— Start Records for the task —

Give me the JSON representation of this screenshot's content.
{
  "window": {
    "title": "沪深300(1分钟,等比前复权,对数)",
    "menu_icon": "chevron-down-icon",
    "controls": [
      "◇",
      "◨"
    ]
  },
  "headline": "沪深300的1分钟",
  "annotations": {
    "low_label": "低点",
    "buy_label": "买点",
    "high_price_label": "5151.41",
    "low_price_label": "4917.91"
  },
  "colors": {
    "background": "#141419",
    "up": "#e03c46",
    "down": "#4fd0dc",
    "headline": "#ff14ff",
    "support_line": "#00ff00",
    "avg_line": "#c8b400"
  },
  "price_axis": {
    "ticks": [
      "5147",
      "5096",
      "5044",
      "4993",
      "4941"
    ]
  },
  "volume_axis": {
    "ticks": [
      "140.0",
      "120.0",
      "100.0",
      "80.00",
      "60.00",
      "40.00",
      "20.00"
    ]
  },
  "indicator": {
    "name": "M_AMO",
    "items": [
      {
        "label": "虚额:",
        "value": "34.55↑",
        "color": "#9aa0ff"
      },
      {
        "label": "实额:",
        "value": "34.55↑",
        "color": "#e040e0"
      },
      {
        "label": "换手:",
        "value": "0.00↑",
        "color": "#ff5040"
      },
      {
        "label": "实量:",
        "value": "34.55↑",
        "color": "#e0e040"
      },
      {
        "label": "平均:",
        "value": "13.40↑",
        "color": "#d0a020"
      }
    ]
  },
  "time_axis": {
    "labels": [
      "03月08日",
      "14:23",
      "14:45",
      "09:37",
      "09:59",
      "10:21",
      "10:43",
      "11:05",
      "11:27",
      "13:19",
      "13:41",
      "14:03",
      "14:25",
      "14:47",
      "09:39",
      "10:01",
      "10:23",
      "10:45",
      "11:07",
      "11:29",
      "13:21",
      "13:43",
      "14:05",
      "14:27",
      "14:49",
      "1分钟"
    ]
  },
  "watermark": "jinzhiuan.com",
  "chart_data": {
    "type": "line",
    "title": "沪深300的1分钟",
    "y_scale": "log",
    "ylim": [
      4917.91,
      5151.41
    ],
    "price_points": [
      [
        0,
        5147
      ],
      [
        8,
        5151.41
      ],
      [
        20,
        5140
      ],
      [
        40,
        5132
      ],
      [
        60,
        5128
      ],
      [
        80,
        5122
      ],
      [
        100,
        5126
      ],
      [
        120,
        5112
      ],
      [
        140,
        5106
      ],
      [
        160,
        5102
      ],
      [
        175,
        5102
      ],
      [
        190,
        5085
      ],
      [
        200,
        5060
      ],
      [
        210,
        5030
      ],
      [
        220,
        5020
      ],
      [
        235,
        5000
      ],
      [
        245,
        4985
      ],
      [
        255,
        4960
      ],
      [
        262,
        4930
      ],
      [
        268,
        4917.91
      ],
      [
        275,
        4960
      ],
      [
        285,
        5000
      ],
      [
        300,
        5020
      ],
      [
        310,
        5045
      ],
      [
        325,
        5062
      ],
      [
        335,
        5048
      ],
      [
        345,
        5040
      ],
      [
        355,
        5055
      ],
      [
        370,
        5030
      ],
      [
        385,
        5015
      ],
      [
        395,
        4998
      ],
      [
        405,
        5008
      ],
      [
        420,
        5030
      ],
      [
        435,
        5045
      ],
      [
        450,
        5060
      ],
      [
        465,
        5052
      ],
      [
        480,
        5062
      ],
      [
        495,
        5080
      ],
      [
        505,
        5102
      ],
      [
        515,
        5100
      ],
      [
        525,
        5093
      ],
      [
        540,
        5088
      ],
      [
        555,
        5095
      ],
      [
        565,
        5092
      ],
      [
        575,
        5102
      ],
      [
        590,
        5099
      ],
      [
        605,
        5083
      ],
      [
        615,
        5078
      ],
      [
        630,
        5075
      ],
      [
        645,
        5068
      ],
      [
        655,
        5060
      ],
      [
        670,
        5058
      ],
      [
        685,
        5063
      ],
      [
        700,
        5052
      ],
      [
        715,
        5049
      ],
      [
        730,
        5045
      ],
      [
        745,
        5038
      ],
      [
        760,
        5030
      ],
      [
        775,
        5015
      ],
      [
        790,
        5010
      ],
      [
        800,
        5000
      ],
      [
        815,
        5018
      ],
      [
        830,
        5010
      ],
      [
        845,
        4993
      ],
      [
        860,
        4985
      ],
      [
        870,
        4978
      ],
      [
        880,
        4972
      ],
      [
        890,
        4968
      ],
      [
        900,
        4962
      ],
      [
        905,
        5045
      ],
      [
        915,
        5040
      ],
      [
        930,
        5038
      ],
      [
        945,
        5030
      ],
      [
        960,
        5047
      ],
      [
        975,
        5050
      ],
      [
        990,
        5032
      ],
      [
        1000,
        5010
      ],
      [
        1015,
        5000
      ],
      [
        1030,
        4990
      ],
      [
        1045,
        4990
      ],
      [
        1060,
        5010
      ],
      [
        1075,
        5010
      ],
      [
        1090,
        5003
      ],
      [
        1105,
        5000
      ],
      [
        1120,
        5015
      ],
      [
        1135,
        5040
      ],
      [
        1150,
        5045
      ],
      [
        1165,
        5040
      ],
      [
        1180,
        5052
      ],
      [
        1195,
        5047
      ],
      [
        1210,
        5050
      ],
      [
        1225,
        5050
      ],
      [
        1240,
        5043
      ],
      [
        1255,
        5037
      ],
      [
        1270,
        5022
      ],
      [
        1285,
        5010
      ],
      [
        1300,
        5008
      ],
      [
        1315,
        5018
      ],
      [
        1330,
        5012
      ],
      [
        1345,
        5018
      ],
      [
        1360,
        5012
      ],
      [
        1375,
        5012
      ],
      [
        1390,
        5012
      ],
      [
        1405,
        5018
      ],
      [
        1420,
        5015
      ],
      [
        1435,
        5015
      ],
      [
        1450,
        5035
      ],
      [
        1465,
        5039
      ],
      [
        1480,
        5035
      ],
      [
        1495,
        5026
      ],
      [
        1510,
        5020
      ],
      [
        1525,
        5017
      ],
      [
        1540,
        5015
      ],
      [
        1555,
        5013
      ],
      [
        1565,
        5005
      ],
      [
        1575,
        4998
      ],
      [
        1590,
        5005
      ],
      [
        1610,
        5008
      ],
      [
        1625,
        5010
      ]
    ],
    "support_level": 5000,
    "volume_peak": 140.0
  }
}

— End Records for the task —

Task to complete = Give back each line above precisely as it stands.

Solution to this exercise =
Give me the JSON representation of this screenshot's content.
{
  "window": {
    "title": "沪深300(1分钟,等比前复权,对数)",
    "menu_icon": "chevron-down-icon",
    "controls": [
      "◇",
      "◨"
    ]
  },
  "headline": "沪深300的1分钟",
  "annotations": {
    "low_label": "低点",
    "buy_label": "买点",
    "high_price_label": "5151.41",
    "low_price_label": "4917.91"
  },
  "colors": {
    "background": "#141419",
    "up": "#e03c46",
    "down": "#4fd0dc",
    "headline": "#ff14ff",
    "support_line": "#00ff00",
    "avg_line": "#c8b400"
  },
  "price_axis": {
    "ticks": [
      "5147",
      "5096",
      "5044",
      "4993",
      "4941"
    ]
  },
  "volume_axis": {
    "ticks": [
      "140.0",
      "120.0",
      "100.0",
      "80.00",
      "60.00",
      "40.00",
      "20.00"
    ]
  },
  "indicator": {
    "name": "M_AMO",
    "items": [
      {
        "label": "虚额:",
        "value": "34.55↑",
        "color": "#9aa0ff"
      },
      {
        "label": "实额:",
        "value": "34.55↑",
        "color": "#e040e0"
      },
      {
        "label": "换手:",
        "value": "0.00↑",
        "color": "#ff5040"
      },
      {
        "label": "实量:",
        "value": "34.55↑",
        "color": "#e0e040"
      },
      {
        "label": "平均:",
        "value": "13.40↑",
        "color": "#d0a020"
      }
    ]
  },
  "time_axis": {
    "labels": [
      "03月08日",
      "14:23",
      "14:45",
      "09:37",
      "09:59",
      "10:21",
      "10:43",
      "11:05",
      "11:27",
      "13:19",
      "13:41",
      "14:03",
      "14:25",
      "14:47",
      "09:39",
      "10:01",
      "10:23",
      "10:45",
      "11:07",
      "11:29",
      "13:21",
      "13:43",
      "14:05",
      "14:27",
      "14:49",
      "1分钟"
    ]
  },
  "watermark": "jinzhiuan.com",
  "chart_data": {
    "type": "line",
    "title": "沪深300的1分钟",
    "y_scale": "log",
    "ylim": [
      4917.91,
      5151.41
    ],
    "price_points": [
      [
        0,
        5147
      ],
      [
        8,
        5151.41
      ],
      [
        20,
        5140
      ],
      [
        40,
        5132
      ],
      [
        60,
        5128
      ],
      [
        80,
        5122
      ],
      [
        100,
        5126
      ],
      [
        120,
        5112
      ],
      [
        140,
        5106
      ],
      [
        160,
        5102
      ],
      [
        175,
        5102
      ],
      [
        190,
        5085
      ],
      [
        200,
        5060
      ],
      [
        210,
        5030
      ],
      [
        220,
        5020
      ],
      [
        235,
        5000
      ],
      [
        245,
        4985
      ],
      [
        255,
        4960
      ],
      [
        262,
        4930
      ],
      [
        268,
        4917.91
      ],
      [
        275,
        4960
      ],
      [
        285,
        5000
      ],
      [
        300,
        5020
      ],
      [
        310,
        5045
      ],
      [
        325,
        5062
      ],
      [
        335,
        5048
      ],
      [
        345,
        5040
      ],
      [
        355,
        5055
      ],
      [
        370,
        5030
      ],
      [
        385,
        5015
      ],
      [
        395,
        4998
      ],
      [
        405,
        5008
      ],
      [
        420,
        5030
      ],
      [
        435,
        5045
      ],
      [
        450,
        5060
      ],
      [
        465,
        5052
      ],
      [
        480,
        5062
      ],
      [
        495,
        5080
      ],
      [
        505,
        5102
      ],
      [
        515,
        5100
      ],
      [
        525,
        5093
      ],
      [
        540,
        5088
      ],
      [
        555,
        5095
      ],
      [
        565,
        5092
      ],
      [
        575,
        5102
      ],
      [
        590,
        5099
      ],
      [
        605,
        5083
      ],
      [
        615,
        5078
      ],
      [
        630,
        5075
      ],
      [
        645,
        5068
      ],
      [
        655,
        5060
      ],
      [
        670,
        5058
      ],
      [
        685,
        5063
      ],
      [
        700,
        5052
      ],
      [
        715,
        5049
      ],
      [
        730,
        5045
      ],
      [
        745,
        5038
      ],
      [
        760,
        5030
      ],
      [
        775,
        5015
      ],
      [
        790,
        5010
      ],
      [
        800,
        5000
      ],
      [
        815,
        5018
      ],
      [
        830,
        5010
      ],
      [
        845,
        4993
      ],
      [
        860,
        4985
      ],
      [
        870,
        4978
      ],
      [
        880,
        4972
      ],
      [
        890,
        4968
      ],
      [
        900,
        4962
      ],
      [
        905,
        5045
      ],
      [
        915,
        5040
      ],
      [
        930,
        5038
      ],
      [
        945,
        5030
      ],
      [
        960,
        5047
      ],
      [
        975,
        5050
      ],
      [
        990,
        5032
      ],
      [
        1000,
        5010
      ],
      [
        1015,
        5000
      ],
      [
        1030,
        4990
      ],
      [
        1045,
        4990
      ],
      [
        1060,
        5010
      ],
      [
        1075,
        5010
      ],
      [
        1090,
        5003
      ],
      [
        1105,
        5000
      ],
      [
        1120,
        5015
      ],
      [
        1135,
        5040
      ],
      [
        1150,
        5045
      ],
      [
        1165,
        5040
      ],
      [
        1180,
        5052
      ],
      [
        1195,
        5047
      ],
      [
        1210,
        5050
      ],
      [
        1225,
        5050
      ],
      [
        1240,
        5043
      ],
      [
        1255,
        5037
      ],
      [
        1270,
        5022
      ],
      [
        1285,
        5010
      ],
      [
        1300,
        5008
      ],
      [
        1315,
        5018
      ],
      [
        1330,
        5012
      ],
      [
        1345,
        5018
      ],
      [
        1360,
        5012
      ],
      [
        1375,
        5012
      ],
      [
        1390,
        5012
      ],
      [
        1405,
        5018
      ],
      [
        1420,
        5015
      ],
      [
        1435,
        5015
      ],
      [
        1450,
        5035
      ],
      [
        1465,
        5039
      ],
      [
        1480,
        5035
      ],
      [
        1495,
        5026
      ],
      [
        1510,
        5020
      ],
      [
        1525,
        5017
      ],
      [
        1540,
        5015
      ],
      [
        1555,
        5013
      ],
      [
        1565,
        5005
      ],
      [
        1575,
        4998
      ],
      [
        1590,
        5005
      ],
      [
        1610,
        5008
      ],
      [
        1625,
        5010
      ]
    ],
    "support_level": 5000,
    "volume_peak": 140.0
  }
}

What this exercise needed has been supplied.